----- Records supplied -----

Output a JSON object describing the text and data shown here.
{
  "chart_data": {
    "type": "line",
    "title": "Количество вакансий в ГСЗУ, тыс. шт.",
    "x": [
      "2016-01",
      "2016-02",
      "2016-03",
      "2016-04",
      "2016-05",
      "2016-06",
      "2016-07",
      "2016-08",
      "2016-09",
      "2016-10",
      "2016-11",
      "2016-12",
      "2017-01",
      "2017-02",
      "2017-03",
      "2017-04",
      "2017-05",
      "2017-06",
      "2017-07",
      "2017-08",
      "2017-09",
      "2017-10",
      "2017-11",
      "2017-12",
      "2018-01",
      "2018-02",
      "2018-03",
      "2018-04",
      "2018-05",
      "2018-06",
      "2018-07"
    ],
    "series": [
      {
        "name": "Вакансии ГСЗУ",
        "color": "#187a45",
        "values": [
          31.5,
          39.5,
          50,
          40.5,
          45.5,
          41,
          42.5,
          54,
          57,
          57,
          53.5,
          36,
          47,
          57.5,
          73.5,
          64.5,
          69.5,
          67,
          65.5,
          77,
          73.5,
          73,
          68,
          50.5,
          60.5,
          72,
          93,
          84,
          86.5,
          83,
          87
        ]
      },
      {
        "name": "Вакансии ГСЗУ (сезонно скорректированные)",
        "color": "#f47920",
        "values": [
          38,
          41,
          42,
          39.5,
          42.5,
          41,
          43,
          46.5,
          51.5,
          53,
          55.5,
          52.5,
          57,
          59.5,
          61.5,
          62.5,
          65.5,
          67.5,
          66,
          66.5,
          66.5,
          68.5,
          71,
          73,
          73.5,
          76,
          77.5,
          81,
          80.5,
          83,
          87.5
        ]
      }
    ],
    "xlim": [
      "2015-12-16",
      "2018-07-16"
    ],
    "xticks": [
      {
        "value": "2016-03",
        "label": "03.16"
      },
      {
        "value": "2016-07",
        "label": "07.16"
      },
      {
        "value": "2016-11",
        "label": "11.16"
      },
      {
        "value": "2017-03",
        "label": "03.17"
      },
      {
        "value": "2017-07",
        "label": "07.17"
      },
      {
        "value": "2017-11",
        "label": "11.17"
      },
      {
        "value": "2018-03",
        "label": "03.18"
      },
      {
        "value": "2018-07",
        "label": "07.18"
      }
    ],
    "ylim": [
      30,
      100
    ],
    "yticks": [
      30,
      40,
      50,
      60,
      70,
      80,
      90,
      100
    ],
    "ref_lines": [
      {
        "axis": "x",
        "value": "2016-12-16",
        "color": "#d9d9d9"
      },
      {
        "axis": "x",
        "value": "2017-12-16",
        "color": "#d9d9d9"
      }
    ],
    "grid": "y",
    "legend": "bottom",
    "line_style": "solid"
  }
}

-----

▶ [What to do]
Identify which lines contain the word "Вакансии" and copy each one.

▶ [Answer to the task]
        "name": "Вакансии ГСЗУ",
        "name": "Вакансии ГСЗУ (сезонно скорректированные)",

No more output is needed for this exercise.